• [What you need to do] Return each entry exactly, omitting nothing.
━━━
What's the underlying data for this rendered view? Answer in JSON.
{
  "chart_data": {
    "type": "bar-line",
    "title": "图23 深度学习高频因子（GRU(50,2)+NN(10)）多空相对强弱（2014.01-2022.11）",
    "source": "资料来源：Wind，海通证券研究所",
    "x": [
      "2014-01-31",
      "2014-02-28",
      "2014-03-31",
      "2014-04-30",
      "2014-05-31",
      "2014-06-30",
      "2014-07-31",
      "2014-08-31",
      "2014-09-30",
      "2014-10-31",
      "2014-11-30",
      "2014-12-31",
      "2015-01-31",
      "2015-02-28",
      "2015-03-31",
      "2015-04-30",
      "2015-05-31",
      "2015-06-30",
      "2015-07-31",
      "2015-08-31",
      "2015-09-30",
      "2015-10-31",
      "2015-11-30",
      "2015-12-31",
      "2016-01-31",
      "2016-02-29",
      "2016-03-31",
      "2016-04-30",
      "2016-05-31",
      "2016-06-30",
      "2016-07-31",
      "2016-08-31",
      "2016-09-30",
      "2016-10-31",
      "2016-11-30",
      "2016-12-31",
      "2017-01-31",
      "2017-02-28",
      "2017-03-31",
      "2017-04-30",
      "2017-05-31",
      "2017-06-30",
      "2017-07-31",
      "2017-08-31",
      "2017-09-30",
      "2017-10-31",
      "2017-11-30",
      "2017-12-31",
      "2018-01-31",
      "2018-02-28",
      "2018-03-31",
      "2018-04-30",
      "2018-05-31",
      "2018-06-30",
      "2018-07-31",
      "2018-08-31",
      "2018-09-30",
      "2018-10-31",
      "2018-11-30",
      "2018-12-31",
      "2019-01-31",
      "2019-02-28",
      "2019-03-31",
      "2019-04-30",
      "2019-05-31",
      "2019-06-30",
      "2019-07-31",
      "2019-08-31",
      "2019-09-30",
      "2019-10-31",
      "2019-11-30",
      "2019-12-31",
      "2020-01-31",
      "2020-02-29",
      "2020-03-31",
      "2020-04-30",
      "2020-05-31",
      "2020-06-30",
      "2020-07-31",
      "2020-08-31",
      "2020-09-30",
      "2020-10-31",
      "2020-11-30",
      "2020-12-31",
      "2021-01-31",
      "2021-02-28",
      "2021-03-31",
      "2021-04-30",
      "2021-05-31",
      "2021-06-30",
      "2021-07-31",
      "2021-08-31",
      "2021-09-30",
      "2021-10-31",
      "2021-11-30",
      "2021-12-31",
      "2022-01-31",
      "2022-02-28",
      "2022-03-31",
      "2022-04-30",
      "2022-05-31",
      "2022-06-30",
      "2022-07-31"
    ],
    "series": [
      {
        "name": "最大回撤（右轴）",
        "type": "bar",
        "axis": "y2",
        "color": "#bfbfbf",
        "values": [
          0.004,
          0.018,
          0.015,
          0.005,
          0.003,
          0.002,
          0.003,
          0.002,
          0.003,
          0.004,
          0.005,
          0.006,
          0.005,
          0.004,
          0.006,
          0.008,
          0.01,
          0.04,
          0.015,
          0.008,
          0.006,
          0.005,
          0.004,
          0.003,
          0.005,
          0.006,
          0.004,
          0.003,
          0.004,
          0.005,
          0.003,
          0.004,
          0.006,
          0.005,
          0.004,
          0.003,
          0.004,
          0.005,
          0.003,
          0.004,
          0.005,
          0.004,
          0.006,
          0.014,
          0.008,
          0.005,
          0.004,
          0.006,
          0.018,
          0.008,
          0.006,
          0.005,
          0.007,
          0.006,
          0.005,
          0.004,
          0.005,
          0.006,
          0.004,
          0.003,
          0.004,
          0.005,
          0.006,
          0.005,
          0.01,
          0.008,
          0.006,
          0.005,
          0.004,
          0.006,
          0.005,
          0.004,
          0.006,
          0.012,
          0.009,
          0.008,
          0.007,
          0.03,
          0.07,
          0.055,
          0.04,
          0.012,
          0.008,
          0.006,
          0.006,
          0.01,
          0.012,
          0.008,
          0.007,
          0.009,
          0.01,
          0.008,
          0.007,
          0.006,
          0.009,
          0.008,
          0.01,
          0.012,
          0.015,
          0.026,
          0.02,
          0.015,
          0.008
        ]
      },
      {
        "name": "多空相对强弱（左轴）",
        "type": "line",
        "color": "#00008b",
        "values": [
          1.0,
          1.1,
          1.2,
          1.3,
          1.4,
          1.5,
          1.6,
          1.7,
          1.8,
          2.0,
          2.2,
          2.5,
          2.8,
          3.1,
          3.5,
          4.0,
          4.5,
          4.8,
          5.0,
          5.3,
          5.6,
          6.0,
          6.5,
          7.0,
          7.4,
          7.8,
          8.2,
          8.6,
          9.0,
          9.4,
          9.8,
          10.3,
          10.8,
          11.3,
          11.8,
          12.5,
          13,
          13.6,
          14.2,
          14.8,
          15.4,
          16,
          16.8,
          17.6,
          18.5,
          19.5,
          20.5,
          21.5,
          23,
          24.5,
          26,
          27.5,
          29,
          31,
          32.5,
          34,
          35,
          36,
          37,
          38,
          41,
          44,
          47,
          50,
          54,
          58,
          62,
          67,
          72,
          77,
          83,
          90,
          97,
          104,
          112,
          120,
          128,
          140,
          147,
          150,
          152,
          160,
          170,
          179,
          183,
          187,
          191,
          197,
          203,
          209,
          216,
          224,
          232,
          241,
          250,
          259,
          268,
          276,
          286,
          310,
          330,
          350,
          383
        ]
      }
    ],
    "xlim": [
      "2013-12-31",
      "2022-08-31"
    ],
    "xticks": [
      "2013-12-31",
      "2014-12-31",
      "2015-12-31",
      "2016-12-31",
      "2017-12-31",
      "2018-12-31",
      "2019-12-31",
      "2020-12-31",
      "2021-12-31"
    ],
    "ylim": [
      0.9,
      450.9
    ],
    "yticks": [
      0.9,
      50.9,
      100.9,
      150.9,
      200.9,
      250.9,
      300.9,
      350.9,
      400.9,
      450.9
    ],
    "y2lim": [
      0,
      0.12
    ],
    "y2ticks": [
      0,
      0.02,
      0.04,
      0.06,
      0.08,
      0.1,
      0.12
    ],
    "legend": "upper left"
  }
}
━━━
• [Problem solution]
What's the underlying data for this rendered view? Answer in JSON.
{
  "chart_data": {
    "type": "bar-line",
    "title": "图23 深度学习高频因子（GRU(50,2)+NN(10)）多空相对强弱（2014.01-2022.11）",
    "source": "资料来源：Wind，海通证券研究所",
    "x": [
      "2014-01-31",
      "2014-02-28",
      "2014-03-31",
      "2014-04-30",
      "2014-05-31",
      "2014-06-30",
      "2014-07-31",
      "2014-08-31",
      "2014-09-30",
      "2014-10-31",
      "2014-11-30",
      "2014-12-31",
      "2015-01-31",
      "2015-02-28",
      "2015-03-31",
      "2015-04-30",
      "2015-05-31",
      "2015-06-30",
      "2015-07-31",
      "2015-08-31",
      "2015-09-30",
      "2015-10-31",
      "2015-11-30",
      "2015-12-31",
      "2016-01-31",
      "2016-02-29",
      "2016-03-31",
      "2016-04-30",
      "2016-05-31",
      "2016-06-30",
      "2016-07-31",
      "2016-08-31",
      "2016-09-30",
      "2016-10-31",
      "2016-11-30",
      "2016-12-31",
      "2017-01-31",
      "2017-02-28",
      "2017-03-31",
      "2017-04-30",
      "2017-05-31",
      "2017-06-30",
      "2017-07-31",
      "2017-08-31",
      "2017-09-30",
      "2017-10-31",
      "2017-11-30",
      "2017-12-31",
      "2018-01-31",
      "2018-02-28",
      "2018-03-31",
      "2018-04-30",
      "2018-05-31",
      "2018-06-30",
      "2018-07-31",
      "2018-08-31",
      "2018-09-30",
      "2018-10-31",
      "2018-11-30",
      "2018-12-31",
      "2019-01-31",
      "2019-02-28",
      "2019-03-31",
      "2019-04-30",
      "2019-05-31",
      "2019-06-30",
      "2019-07-31",
      "2019-08-31",
      "2019-09-30",
      "2019-10-31",
      "2019-11-30",
      "2019-12-31",
      "2020-01-31",
      "2020-02-29",
      "2020-03-31",
      "2020-04-30",
      "2020-05-31",
      "2020-06-30",
      "2020-07-31",
      "2020-08-31",
      "2020-09-30",
      "2020-10-31",
      "2020-11-30",
      "2020-12-31",
      "2021-01-31",
      "2021-02-28",
      "2021-03-31",
      "2021-04-30",
      "2021-05-31",
      "2021-06-30",
      "2021-07-31",
      "2021-08-31",
      "2021-09-30",
      "2021-10-31",
      "2021-11-30",
      "2021-12-31",
      "2022-01-31",
      "2022-02-28",
      "2022-03-31",
      "2022-04-30",
      "2022-05-31",
      "2022-06-30",
      "2022-07-31"
    ],
    "series": [
      {
        "name": "最大回撤（右轴）",
        "type": "bar",
        "axis": "y2",
        "color": "#bfbfbf",
        "values": [
          0.004,
          0.018,
          0.015,
          0.005,
          0.003,
          0.002,
          0.003,
          0.002,
          0.003,
          0.004,
          0.005,
          0.006,
          0.005,
          0.004,
          0.006,
          0.008,
          0.01,
          0.04,
          0.015,
          0.008,
          0.006,
          0.005,
          0.004,
          0.003,
          0.005,
          0.006,
          0.004,
          0.003,
          0.004,
          0.005,
          0.003,
          0.004,
          0.006,
          0.005,
          0.004,
          0.003,
          0.004,
          0.005,
          0.003,
          0.004,
          0.005,
          0.004,
          0.006,
          0.014,
          0.008,
          0.005,
          0.004,
          0.006,
          0.018,
          0.008,
          0.006,
          0.005,
          0.007,
          0.006,
          0.005,
          0.004,
          0.005,
          0.006,
          0.004,
          0.003,
          0.004,
          0.005,
          0.006,
          0.005,
          0.01,
          0.008,
          0.006,
          0.005,
          0.004,
          0.006,
          0.005,
          0.004,
          0.006,
          0.012,
          0.009,
          0.008,
          0.007,
          0.03,
          0.07,
          0.055,
          0.04,
          0.012,
          0.008,
          0.006,
          0.006,
          0.01,
          0.012,
          0.008,
          0.007,
          0.009,
          0.01,
          0.008,
          0.007,
          0.006,
          0.009,
          0.008,
          0.01,
          0.012,
          0.015,
          0.026,
          0.02,
          0.015,
          0.008
        ]
      },
      {
        "name": "多空相对强弱（左轴）",
        "type": "line",
        "color": "#00008b",
        "values": [
          1.0,
          1.1,
          1.2,
          1.3,
          1.4,
          1.5,
          1.6,
          1.7,
          1.8,
          2.0,
          2.2,
          2.5,
          2.8,
          3.1,
          3.5,
          4.0,
          4.5,
          4.8,
          5.0,
          5.3,
          5.6,
          6.0,
          6.5,
          7.0,
          7.4,
          7.8,
          8.2,
          8.6,
          9.0,
          9.4,
          9.8,
          10.3,
          10.8,
          11.3,
          11.8,
          12.5,
          13,
          13.6,
          14.2,
          14.8,
          15.4,
          16,
          16.8,
          17.6,
          18.5,
          19.5,
          20.5,
          21.5,
          23,
          24.5,
          26,
          27.5,
          29,
          31,
          32.5,
          34,
          35,
          36,
          37,
          38,
          41,
          44,
          47,
          50,
          54,
          58,
          62,
          67,
          72,
          77,
          83,
          90,
          97,
          104,
          112,
          120,
          128,
          140,
          147,
          150,
          152,
          160,
          170,
          179,
          183,
          187,
          191,
          197,
          203,
          209,
          216,
          224,
          232,
          241,
          250,
          259,
          268,
          276,
          286,
          310,
          330,
          350,
          383
        ]
      }
    ],
    "xlim": [
      "2013-12-31",
      "2022-08-31"
    ],
    "xticks": [
      "2013-12-31",
      "2014-12-31",
      "2015-12-31",
      "2016-12-31",
      "2017-12-31",
      "2018-12-31",
      "2019-12-31",
      "2020-12-31",
      "2021-12-31"
    ],
    "ylim": [
      0.9,
      450.9
    ],
    "yticks": [
      0.9,
      50.9,
      100.9,
      150.9,
      200.9,
      250.9,
      300.9,
      350.9,
      400.9,
      450.9
    ],
    "y2lim": [
      0,
      0.12
    ],
    "y2ticks": [
      0,
      0.02,
      0.04,
      0.06,
      0.08,
      0.1,
      0.12
    ],
    "legend": "upper left"
  }
}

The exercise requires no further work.